REQUIRED TASK:
In the copy, include every entry exactly but none of the images.

DATA SHOWN:

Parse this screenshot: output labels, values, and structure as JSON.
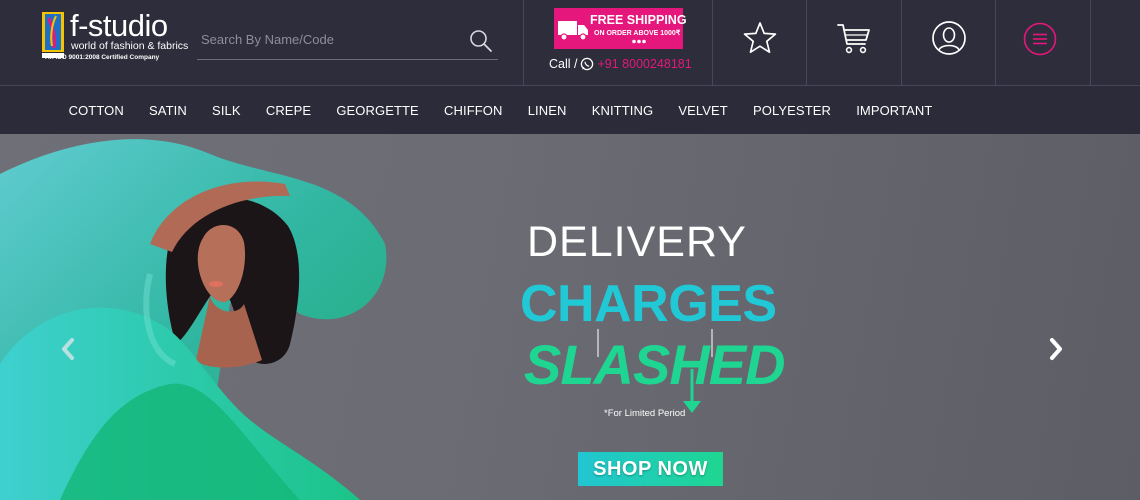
{
  "brand": {
    "name": "f-studio",
    "tagline": "world of fashion & fabrics",
    "certification": "An ISO 9001:2008 Certified Company",
    "pink": "#e5177c",
    "dark": "#2d2d3b"
  },
  "search": {
    "placeholder": "Search By Name/Code",
    "value": "",
    "icon": "search-icon"
  },
  "shipping": {
    "title": "FREE SHIPPING",
    "subtitle": "ON ORDER ABOVE 1000₹",
    "icon": "truck-icon"
  },
  "contact": {
    "call_label": "Call /",
    "phone": "+91 8000248181",
    "icon": "whatsapp-icon"
  },
  "header_icons": [
    {
      "name": "wishlist",
      "icon": "star-icon"
    },
    {
      "name": "cart",
      "icon": "cart-icon"
    },
    {
      "name": "account",
      "icon": "user-icon"
    },
    {
      "name": "menu",
      "icon": "hamburger-menu-icon"
    }
  ],
  "nav": {
    "items": [
      "COTTON",
      "SATIN",
      "SILK",
      "CREPE",
      "GEORGETTE",
      "CHIFFON",
      "LINEN",
      "KNITTING",
      "VELVET",
      "POLYESTER",
      "IMPORTANT"
    ]
  },
  "hero": {
    "line1": "DELIVERY",
    "line2": "CHARGES",
    "line3": "SLASHED",
    "note": "*For Limited Period",
    "cta": "SHOP NOW",
    "colors": {
      "teal": "#21c9d6",
      "green": "#1fd592"
    }
  }
}
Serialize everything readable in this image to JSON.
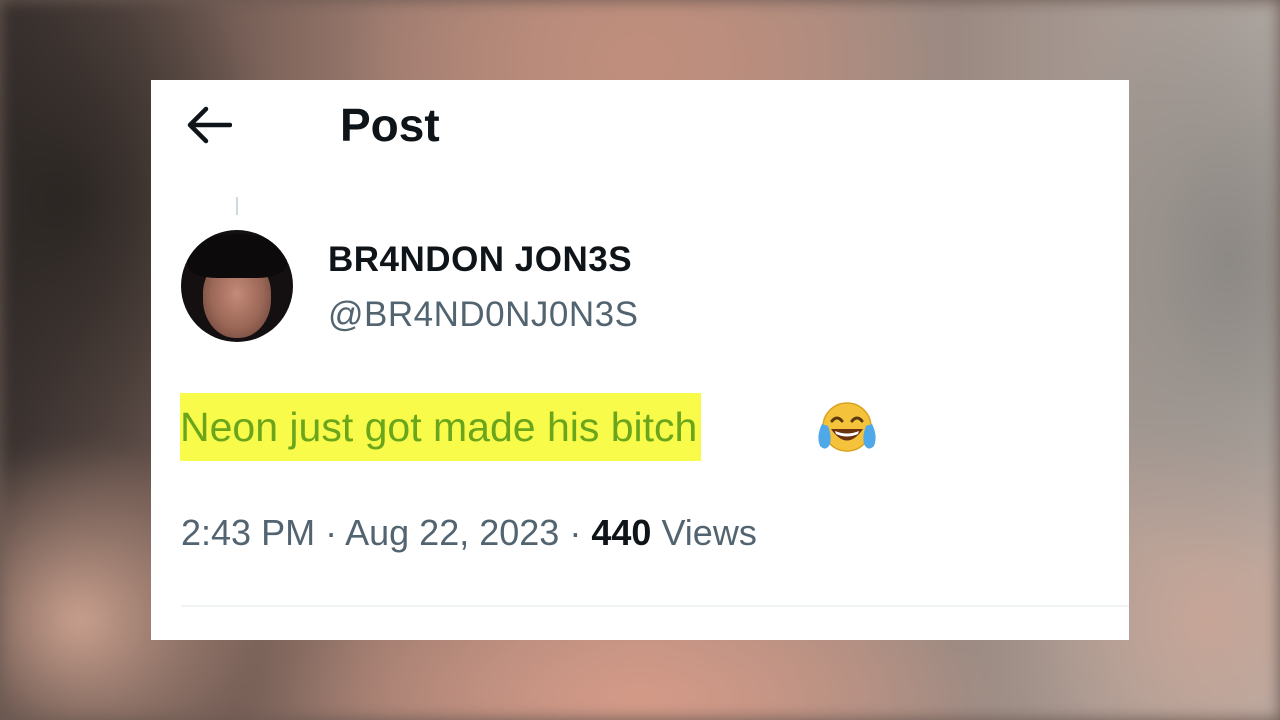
{
  "header": {
    "back_icon": "arrow-left-icon",
    "title": "Post"
  },
  "author": {
    "display_name": "BR4NDON JON3S",
    "handle": "@BR4ND0NJ0N3S"
  },
  "tweet": {
    "text": "Neon just got made his bitch",
    "emoji": "face-with-tears-of-joy-icon",
    "highlight_color": "#f8fb4a",
    "text_color": "#6aa51c"
  },
  "meta": {
    "time": "2:43 PM",
    "separator": "·",
    "date": "Aug 22, 2023",
    "views_count": "440",
    "views_label": "Views"
  }
}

OUTPUT:
Parse this screenshot: output labels, values, and structure as JSON.
{
  "brand": {
    "name": "f-studio",
    "tagline": "world of fashion & fabrics",
    "certification": "An ISO 9001:2008 Certified Company",
    "pink": "#e5177c",
    "dark": "#2d2d3b"
  },
  "search": {
    "placeholder": "Search By Name/Code",
    "value": "",
    "icon": "search-icon"
  },
  "shipping": {
    "title": "FREE SHIPPING",
    "subtitle": "ON ORDER ABOVE 1000₹",
    "icon": "truck-icon"
  },
  "contact": {
    "call_label": "Call /",
    "phone": "+91 8000248181",
    "icon": "whatsapp-icon"
  },
  "header_icons": [
    {
      "name": "wishlist",
      "icon": "star-icon"
    },
    {
      "name": "cart",
      "icon": "cart-icon"
    },
    {
      "name": "account",
      "icon": "user-icon"
    },
    {
      "name": "menu",
      "icon": "hamburger-menu-icon"
    }
  ],
  "nav": {
    "items": [
      "COTTON",
      "SATIN",
      "SILK",
      "CREPE",
      "GEORGETTE",
      "CHIFFON",
      "LINEN",
      "KNITTING",
      "VELVET",
      "POLYESTER",
      "IMPORTANT"
    ]
  },
  "hero": {
    "line1": "DELIVERY",
    "line2": "CHARGES",
    "line3": "SLASHED",
    "note": "*For Limited Period",
    "cta": "SHOP NOW",
    "colors": {
      "teal": "#21c9d6",
      "green": "#1fd592"
    }
  }
}
Serialize everything readable in this image to JSON.
{
  "header": {
    "back_icon": "arrow-left-icon",
    "title": "Post"
  },
  "author": {
    "display_name": "BR4NDON JON3S",
    "handle": "@BR4ND0NJ0N3S"
  },
  "tweet": {
    "text": "Neon just got made his bitch",
    "emoji": "face-with-tears-of-joy-icon",
    "highlight_color": "#f8fb4a",
    "text_color": "#6aa51c"
  },
  "meta": {
    "time": "2:43 PM",
    "separator": "·",
    "date": "Aug 22, 2023",
    "views_count": "440",
    "views_label": "Views"
  }
}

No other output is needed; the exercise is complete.